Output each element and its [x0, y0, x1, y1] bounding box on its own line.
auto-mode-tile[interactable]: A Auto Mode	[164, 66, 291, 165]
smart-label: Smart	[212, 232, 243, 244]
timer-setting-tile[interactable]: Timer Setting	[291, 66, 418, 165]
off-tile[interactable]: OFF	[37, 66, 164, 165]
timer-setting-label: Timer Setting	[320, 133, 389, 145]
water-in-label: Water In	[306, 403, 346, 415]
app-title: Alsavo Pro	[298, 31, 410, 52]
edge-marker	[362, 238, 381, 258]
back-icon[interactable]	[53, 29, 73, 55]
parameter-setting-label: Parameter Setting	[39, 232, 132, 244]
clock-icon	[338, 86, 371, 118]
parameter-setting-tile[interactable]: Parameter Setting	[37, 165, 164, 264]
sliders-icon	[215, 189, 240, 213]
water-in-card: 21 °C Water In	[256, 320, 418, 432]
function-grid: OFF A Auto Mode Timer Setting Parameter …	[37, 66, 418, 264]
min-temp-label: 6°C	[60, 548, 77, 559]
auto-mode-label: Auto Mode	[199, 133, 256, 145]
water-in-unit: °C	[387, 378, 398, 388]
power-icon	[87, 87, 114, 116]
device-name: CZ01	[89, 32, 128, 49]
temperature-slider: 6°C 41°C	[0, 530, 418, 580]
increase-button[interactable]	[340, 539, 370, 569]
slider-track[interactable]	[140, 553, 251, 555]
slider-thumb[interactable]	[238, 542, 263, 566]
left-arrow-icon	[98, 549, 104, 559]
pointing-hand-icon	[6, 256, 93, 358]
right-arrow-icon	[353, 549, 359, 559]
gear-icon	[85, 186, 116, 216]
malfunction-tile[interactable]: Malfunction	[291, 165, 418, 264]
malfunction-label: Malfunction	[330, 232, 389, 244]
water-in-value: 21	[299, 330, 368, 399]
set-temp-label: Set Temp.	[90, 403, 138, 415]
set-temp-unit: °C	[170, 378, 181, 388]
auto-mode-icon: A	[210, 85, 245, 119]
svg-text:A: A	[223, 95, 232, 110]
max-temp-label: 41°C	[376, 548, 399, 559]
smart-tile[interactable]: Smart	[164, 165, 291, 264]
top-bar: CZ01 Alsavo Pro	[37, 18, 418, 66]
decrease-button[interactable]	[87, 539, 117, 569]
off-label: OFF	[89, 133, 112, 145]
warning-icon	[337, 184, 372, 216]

# # #

● What you will do:
Output the lines of the listing above as a numbered list, skipping blank lines. Start at the first line of the listing and stop after the line that contains "87, 114, 116]".

● Solution to this task:
1. Output each element and its [x0, y0, x1, y1] bounding box on its own line.
2. auto-mode-tile[interactable]: A Auto Mode	[164, 66, 291, 165]
3. smart-label: Smart	[212, 232, 243, 244]
4. timer-setting-tile[interactable]: Timer Setting	[291, 66, 418, 165]
5. off-tile[interactable]: OFF	[37, 66, 164, 165]
6. timer-setting-label: Timer Setting	[320, 133, 389, 145]
7. water-in-label: Water In	[306, 403, 346, 415]
8. app-title: Alsavo Pro	[298, 31, 410, 52]
9. edge-marker	[362, 238, 381, 258]
10. back-icon[interactable]	[53, 29, 73, 55]
11. parameter-setting-label: Parameter Setting	[39, 232, 132, 244]
12. clock-icon	[338, 86, 371, 118]
13. parameter-setting-tile[interactable]: Parameter Setting	[37, 165, 164, 264]
14. sliders-icon	[215, 189, 240, 213]
15. water-in-card: 21 °C Water In	[256, 320, 418, 432]
16. function-grid: OFF A Auto Mode Timer Setting Parameter …	[37, 66, 418, 264]
17. min-temp-label: 6°C	[60, 548, 77, 559]
18. auto-mode-label: Auto Mode	[199, 133, 256, 145]
19. water-in-unit: °C	[387, 378, 398, 388]
20. power-icon	[87, 87, 114, 116]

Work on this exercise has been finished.